→ Your task
Send back all the data below, exactly as given.

— Start —

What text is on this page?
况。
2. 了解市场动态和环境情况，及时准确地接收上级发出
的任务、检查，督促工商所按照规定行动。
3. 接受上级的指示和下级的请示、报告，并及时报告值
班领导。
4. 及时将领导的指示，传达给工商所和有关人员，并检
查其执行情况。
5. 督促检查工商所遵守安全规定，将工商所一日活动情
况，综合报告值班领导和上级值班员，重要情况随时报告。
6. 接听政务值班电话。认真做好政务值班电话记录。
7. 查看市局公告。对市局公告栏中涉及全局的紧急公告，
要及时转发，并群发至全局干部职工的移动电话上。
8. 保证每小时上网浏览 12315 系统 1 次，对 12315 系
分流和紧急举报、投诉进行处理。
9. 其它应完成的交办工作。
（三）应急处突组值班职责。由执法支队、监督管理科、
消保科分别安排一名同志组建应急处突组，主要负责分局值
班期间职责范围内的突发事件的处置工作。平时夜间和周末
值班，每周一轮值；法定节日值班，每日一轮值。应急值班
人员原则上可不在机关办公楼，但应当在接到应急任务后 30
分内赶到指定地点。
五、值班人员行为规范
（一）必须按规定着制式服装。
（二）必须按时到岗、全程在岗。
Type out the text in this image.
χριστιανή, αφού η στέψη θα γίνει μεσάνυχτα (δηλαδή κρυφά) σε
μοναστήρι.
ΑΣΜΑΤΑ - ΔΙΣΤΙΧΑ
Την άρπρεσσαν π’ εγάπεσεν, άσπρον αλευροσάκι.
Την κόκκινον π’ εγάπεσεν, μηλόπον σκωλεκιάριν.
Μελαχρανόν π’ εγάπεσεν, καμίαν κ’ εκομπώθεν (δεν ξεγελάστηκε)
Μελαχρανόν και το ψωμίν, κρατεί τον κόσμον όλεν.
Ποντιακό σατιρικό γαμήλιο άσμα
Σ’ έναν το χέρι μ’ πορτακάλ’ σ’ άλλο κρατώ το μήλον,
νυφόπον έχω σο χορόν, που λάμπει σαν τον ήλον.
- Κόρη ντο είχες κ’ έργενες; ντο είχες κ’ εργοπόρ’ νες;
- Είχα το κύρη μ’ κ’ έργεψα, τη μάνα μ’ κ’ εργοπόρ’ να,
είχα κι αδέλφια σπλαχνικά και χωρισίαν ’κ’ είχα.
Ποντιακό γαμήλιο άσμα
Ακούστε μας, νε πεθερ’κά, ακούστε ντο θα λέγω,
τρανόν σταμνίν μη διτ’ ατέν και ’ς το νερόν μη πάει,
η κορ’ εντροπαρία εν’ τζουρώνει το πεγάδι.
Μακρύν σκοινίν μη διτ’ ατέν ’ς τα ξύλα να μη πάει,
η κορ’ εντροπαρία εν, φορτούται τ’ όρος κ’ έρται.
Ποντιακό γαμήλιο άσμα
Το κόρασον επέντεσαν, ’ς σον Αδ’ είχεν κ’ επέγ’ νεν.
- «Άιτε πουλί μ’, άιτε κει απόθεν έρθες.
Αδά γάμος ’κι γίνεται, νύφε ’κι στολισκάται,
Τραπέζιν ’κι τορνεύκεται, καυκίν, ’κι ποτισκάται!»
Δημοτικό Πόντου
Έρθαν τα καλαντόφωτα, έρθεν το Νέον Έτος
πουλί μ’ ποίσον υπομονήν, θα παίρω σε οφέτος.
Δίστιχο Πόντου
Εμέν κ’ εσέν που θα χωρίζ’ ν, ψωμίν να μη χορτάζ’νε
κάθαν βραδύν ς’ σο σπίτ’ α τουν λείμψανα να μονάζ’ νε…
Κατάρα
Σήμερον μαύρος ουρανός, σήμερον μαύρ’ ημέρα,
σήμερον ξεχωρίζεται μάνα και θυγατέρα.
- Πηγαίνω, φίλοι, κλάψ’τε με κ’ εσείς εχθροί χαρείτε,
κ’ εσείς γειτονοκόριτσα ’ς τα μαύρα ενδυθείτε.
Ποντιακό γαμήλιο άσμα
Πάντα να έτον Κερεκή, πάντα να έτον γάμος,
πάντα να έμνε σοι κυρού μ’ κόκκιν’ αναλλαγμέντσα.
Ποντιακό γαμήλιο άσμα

— End —

→ Response to the task
What text is on this page?
况。
2. 了解市场动态和环境情况，及时准确地接收上级发出
的任务、检查，督促工商所按照规定行动。
3. 接受上级的指示和下级的请示、报告，并及时报告值
班领导。
4. 及时将领导的指示，传达给工商所和有关人员，并检
查其执行情况。
5. 督促检查工商所遵守安全规定，将工商所一日活动情
况，综合报告值班领导和上级值班员，重要情况随时报告。
6. 接听政务值班电话。认真做好政务值班电话记录。
7. 查看市局公告。对市局公告栏中涉及全局的紧急公告，
要及时转发，并群发至全局干部职工的移动电话上。
8. 保证每小时上网浏览 12315 系统 1 次，对 12315 系
分流和紧急举报、投诉进行处理。
9. 其它应完成的交办工作。
（三）应急处突组值班职责。由执法支队、监督管理科、
消保科分别安排一名同志组建应急处突组，主要负责分局值
班期间职责范围内的突发事件的处置工作。平时夜间和周末
值班，每周一轮值；法定节日值班，每日一轮值。应急值班
人员原则上可不在机关办公楼，但应当在接到应急任务后 30
分内赶到指定地点。
五、值班人员行为规范
（一）必须按规定着制式服装。
（二）必须按时到岗、全程在岗。
Type out the text in this image.
χριστιανή, αφού η στέψη θα γίνει μεσάνυχτα (δηλαδή κρυφά) σε
μοναστήρι.
ΑΣΜΑΤΑ - ΔΙΣΤΙΧΑ
Την άρπρεσσαν π’ εγάπεσεν, άσπρον αλευροσάκι.
Την κόκκινον π’ εγάπεσεν, μηλόπον σκωλεκιάριν.
Μελαχρανόν π’ εγάπεσεν, καμίαν κ’ εκομπώθεν (δεν ξεγελάστηκε)
Μελαχρανόν και το ψωμίν, κρατεί τον κόσμον όλεν.
Ποντιακό σατιρικό γαμήλιο άσμα
Σ’ έναν το χέρι μ’ πορτακάλ’ σ’ άλλο κρατώ το μήλον,
νυφόπον έχω σο χορόν, που λάμπει σαν τον ήλον.
- Κόρη ντο είχες κ’ έργενες; ντο είχες κ’ εργοπόρ’ νες;
- Είχα το κύρη μ’ κ’ έργεψα, τη μάνα μ’ κ’ εργοπόρ’ να,
είχα κι αδέλφια σπλαχνικά και χωρισίαν ’κ’ είχα.
Ποντιακό γαμήλιο άσμα
Ακούστε μας, νε πεθερ’κά, ακούστε ντο θα λέγω,
τρανόν σταμνίν μη διτ’ ατέν και ’ς το νερόν μη πάει,
η κορ’ εντροπαρία εν’ τζουρώνει το πεγάδι.
Μακρύν σκοινίν μη διτ’ ατέν ’ς τα ξύλα να μη πάει,
η κορ’ εντροπαρία εν, φορτούται τ’ όρος κ’ έρται.
Ποντιακό γαμήλιο άσμα
Το κόρασον επέντεσαν, ’ς σον Αδ’ είχεν κ’ επέγ’ νεν.
- «Άιτε πουλί μ’, άιτε κει απόθεν έρθες.
Αδά γάμος ’κι γίνεται, νύφε ’κι στολισκάται,
Τραπέζιν ’κι τορνεύκεται, καυκίν, ’κι ποτισκάται!»
Δημοτικό Πόντου
Έρθαν τα καλαντόφωτα, έρθεν το Νέον Έτος
πουλί μ’ ποίσον υπομονήν, θα παίρω σε οφέτος.
Δίστιχο Πόντου
Εμέν κ’ εσέν που θα χωρίζ’ ν, ψωμίν να μη χορτάζ’νε
κάθαν βραδύν ς’ σο σπίτ’ α τουν λείμψανα να μονάζ’ νε…
Κατάρα
Σήμερον μαύρος ουρανός, σήμερον μαύρ’ ημέρα,
σήμερον ξεχωρίζεται μάνα και θυγατέρα.
- Πηγαίνω, φίλοι, κλάψ’τε με κ’ εσείς εχθροί χαρείτε,
κ’ εσείς γειτονοκόριτσα ’ς τα μαύρα ενδυθείτε.
Ποντιακό γαμήλιο άσμα
Πάντα να έτον Κερεκή, πάντα να έτον γάμος,
πάντα να έμνε σοι κυρού μ’ κόκκιν’ αναλλαγμέντσα.
Ποντιακό γαμήλιο άσμα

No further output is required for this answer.